Exercise description:
Repeat the lines of the records verbatim, beginning at the line that contains "Patent image size: (752, 264)." and ending after the line that contains "The other electronic".

Items from a data source
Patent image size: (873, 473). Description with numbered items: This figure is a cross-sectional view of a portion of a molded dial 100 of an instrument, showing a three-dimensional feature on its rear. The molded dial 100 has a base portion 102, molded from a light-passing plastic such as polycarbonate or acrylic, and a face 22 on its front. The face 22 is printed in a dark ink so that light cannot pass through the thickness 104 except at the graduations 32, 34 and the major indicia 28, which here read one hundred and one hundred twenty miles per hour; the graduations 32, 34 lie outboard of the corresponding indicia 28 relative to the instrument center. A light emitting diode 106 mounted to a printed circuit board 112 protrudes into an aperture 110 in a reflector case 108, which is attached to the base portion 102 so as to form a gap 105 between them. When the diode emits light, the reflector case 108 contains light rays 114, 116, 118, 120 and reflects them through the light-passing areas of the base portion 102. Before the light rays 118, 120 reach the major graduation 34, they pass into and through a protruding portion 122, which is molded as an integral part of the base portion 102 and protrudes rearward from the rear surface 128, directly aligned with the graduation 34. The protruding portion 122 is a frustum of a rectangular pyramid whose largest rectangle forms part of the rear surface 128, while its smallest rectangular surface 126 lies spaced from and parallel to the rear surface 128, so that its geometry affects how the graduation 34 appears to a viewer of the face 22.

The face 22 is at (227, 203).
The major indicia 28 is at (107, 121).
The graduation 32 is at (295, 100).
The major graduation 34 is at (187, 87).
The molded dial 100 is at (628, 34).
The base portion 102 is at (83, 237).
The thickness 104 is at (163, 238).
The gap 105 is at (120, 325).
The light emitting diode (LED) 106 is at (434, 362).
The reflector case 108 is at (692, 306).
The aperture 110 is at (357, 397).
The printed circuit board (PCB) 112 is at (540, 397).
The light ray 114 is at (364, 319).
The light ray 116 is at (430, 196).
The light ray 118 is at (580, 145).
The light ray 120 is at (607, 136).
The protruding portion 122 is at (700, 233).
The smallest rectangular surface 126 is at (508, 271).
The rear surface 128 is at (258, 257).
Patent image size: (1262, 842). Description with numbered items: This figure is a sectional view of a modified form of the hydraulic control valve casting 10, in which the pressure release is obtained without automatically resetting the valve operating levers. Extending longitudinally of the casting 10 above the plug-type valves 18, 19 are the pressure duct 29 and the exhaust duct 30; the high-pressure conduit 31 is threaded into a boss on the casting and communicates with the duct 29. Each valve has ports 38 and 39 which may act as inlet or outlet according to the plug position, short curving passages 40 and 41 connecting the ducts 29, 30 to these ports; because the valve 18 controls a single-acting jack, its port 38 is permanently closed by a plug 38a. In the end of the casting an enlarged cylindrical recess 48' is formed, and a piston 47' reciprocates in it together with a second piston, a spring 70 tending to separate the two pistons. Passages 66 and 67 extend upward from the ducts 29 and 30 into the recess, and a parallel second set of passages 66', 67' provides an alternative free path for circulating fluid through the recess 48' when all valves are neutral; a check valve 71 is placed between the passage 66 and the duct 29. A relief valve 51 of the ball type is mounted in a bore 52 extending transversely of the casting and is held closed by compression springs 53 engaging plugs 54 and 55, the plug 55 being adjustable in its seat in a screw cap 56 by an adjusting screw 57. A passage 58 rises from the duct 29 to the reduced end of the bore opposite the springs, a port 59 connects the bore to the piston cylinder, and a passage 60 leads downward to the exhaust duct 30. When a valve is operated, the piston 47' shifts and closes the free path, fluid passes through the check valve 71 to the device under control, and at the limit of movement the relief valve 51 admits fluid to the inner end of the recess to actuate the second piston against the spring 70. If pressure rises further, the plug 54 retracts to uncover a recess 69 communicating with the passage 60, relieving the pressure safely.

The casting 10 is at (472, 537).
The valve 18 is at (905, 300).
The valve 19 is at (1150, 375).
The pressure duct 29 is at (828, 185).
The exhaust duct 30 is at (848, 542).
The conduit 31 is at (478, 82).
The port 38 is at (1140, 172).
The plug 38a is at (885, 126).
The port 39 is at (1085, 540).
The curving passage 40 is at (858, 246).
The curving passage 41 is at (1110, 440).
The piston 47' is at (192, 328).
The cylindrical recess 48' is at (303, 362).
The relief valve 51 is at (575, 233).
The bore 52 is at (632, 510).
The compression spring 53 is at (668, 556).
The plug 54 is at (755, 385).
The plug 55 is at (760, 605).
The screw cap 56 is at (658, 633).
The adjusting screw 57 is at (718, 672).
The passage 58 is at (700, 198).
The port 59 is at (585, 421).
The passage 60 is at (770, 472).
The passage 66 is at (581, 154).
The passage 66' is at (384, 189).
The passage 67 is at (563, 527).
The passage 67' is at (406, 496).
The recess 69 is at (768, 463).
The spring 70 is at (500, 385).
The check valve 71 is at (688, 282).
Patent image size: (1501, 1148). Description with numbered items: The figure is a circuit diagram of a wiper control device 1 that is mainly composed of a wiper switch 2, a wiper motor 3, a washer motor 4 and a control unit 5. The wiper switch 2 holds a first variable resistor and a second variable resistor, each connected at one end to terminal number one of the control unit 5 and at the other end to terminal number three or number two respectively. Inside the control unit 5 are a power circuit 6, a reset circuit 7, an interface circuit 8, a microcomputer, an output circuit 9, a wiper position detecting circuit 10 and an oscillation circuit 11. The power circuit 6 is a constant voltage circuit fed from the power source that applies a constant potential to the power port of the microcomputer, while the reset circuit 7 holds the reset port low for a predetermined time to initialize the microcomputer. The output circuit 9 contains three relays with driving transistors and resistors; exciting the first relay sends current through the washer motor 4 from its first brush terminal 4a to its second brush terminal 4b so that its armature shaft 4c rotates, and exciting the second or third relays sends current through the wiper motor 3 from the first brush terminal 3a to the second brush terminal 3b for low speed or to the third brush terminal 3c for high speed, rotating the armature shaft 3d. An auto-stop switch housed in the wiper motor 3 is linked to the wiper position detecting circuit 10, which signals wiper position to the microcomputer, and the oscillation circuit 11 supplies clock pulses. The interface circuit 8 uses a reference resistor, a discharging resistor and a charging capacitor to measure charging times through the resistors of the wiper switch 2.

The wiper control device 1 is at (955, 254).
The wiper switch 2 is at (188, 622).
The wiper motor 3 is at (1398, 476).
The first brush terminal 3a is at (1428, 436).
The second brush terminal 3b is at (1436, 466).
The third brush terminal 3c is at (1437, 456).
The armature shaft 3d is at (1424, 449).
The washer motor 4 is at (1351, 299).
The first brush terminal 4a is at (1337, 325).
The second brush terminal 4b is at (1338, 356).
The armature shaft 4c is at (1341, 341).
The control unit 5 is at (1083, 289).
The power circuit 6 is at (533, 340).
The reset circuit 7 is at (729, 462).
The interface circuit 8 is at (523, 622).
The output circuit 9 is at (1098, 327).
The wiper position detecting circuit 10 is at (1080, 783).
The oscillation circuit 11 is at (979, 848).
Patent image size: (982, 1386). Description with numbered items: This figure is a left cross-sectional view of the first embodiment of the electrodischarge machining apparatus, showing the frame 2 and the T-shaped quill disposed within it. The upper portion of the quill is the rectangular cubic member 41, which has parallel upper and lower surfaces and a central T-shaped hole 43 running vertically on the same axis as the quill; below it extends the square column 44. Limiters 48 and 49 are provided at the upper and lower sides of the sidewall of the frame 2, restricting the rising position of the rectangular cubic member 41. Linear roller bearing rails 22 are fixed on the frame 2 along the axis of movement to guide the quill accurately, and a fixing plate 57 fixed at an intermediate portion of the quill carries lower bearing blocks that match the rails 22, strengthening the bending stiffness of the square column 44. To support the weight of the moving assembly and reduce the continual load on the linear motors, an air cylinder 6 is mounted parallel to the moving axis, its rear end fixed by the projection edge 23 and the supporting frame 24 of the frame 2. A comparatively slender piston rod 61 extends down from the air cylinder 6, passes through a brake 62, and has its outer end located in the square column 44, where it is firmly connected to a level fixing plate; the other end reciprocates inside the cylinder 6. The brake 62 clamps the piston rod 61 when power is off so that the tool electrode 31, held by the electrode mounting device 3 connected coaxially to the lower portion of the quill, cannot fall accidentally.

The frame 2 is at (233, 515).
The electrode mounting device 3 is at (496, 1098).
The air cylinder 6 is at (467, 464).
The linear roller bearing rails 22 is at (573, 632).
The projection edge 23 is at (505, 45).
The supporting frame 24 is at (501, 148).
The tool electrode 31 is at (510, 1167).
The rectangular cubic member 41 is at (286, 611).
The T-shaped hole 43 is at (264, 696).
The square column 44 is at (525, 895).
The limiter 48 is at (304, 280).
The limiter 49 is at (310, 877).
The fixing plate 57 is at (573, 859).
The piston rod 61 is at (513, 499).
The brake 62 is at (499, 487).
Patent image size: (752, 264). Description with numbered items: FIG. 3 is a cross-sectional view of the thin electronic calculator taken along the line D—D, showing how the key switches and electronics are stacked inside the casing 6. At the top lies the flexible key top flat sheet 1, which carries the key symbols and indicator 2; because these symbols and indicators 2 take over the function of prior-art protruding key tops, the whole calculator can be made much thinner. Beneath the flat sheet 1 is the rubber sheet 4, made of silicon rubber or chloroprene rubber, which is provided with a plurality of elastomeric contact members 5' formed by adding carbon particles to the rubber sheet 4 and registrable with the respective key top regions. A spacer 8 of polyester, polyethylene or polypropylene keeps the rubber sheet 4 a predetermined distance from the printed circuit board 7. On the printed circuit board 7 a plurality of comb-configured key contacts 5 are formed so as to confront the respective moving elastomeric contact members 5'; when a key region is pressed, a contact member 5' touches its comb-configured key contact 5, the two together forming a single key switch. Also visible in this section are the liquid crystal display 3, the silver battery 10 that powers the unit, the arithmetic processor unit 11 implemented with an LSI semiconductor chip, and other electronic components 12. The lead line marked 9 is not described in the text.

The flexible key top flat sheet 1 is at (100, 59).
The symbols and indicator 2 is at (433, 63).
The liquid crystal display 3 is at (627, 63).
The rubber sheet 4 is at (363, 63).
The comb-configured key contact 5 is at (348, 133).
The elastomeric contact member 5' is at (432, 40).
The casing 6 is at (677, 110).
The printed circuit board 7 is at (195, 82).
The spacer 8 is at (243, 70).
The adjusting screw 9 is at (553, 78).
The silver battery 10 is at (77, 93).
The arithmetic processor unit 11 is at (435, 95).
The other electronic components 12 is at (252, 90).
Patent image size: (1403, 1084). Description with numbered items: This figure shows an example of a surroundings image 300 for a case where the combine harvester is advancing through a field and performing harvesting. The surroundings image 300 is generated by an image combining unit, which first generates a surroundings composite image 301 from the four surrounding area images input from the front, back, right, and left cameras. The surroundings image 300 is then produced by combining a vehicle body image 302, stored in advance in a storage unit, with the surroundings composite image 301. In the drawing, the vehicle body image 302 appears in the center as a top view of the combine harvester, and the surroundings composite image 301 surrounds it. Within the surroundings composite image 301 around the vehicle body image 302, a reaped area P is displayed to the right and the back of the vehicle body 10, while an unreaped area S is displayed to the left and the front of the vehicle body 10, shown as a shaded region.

Reply to the task:
Patent image size: (752, 264). Description with numbered items: FIG. 3 is a cross-sectional view of the thin electronic calculator taken along the line D—D, showing how the key switches and electronics are stacked inside the casing 6. At the top lies the flexible key top flat sheet 1, which carries the key symbols and indicator 2; because these symbols and indicators 2 take over the function of prior-art protruding key tops, the whole calculator can be made much thinner. Beneath the flat sheet 1 is the rubber sheet 4, made of silicon rubber or chloroprene rubber, which is provided with a plurality of elastomeric contact members 5' formed by adding carbon particles to the rubber sheet 4 and registrable with the respective key top regions. A spacer 8 of polyester, polyethylene or polypropylene keeps the rubber sheet 4 a predetermined distance from the printed circuit board 7. On the printed circuit board 7 a plurality of comb-configured key contacts 5 are formed so as to confront the respective moving elastomeric contact members 5'; when a key region is pressed, a contact member 5' touches its comb-configured key contact 5, the two together forming a single key switch. Also visible in this section are the liquid crystal display 3, the silver battery 10 that powers the unit, the arithmetic processor unit 11 implemented with an LSI semiconductor chip, and other electronic components 12. The lead line marked 9 is not described in the text.

The flexible key top flat sheet 1 is at (100, 59).
The symbols and indicator 2 is at (433, 63).
The liquid crystal display 3 is at (627, 63).
The rubber sheet 4 is at (363, 63).
The comb-configured key contact 5 is at (348, 133).
The elastomeric contact member 5' is at (432, 40).
The casing 6 is at (677, 110).
The printed circuit board 7 is at (195, 82).
The spacer 8 is at (243, 70).
The adjusting screw 9 is at (553, 78).
The silver battery 10 is at (77, 93).
The arithmetic processor unit 11 is at (435, 95).
The other electronic components 12 is at (252, 90).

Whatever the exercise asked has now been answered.